■ Problem to work on
Tally every line of the listing where the string "this" is found, and state the total alone.

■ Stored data
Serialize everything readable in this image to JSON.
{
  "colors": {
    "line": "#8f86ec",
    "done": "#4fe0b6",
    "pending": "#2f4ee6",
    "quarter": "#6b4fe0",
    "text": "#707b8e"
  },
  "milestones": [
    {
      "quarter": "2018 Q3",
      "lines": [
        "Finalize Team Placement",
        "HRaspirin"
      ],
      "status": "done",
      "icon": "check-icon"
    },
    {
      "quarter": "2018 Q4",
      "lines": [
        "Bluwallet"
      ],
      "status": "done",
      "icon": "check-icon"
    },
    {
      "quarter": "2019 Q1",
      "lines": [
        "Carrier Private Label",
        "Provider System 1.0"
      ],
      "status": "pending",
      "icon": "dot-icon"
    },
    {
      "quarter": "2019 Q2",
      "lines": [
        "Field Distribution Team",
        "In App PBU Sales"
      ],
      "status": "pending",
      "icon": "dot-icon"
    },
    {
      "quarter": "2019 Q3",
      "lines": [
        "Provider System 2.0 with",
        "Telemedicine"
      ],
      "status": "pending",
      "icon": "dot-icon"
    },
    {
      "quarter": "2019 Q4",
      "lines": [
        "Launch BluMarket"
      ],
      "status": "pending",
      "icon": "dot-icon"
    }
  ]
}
...
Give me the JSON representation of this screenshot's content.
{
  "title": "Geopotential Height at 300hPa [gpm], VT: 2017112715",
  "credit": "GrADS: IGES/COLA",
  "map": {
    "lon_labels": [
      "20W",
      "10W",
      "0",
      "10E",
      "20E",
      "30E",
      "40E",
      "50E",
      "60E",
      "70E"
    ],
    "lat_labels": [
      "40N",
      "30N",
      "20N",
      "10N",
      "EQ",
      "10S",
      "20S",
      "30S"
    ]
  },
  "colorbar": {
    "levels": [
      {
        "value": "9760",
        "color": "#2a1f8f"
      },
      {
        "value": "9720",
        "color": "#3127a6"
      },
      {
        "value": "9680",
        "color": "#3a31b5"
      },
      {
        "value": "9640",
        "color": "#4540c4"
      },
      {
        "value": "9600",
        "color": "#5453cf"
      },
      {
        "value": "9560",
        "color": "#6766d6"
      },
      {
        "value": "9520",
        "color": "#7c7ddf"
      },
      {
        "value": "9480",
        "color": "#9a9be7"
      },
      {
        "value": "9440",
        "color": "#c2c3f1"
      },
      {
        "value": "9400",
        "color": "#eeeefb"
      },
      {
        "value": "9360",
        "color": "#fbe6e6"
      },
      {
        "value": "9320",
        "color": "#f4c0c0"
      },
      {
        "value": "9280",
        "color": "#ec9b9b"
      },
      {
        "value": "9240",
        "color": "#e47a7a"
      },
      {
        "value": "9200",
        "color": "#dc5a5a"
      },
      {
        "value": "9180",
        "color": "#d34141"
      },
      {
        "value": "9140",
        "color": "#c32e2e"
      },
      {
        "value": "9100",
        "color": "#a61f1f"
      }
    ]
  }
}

■ Answer to the exercise
2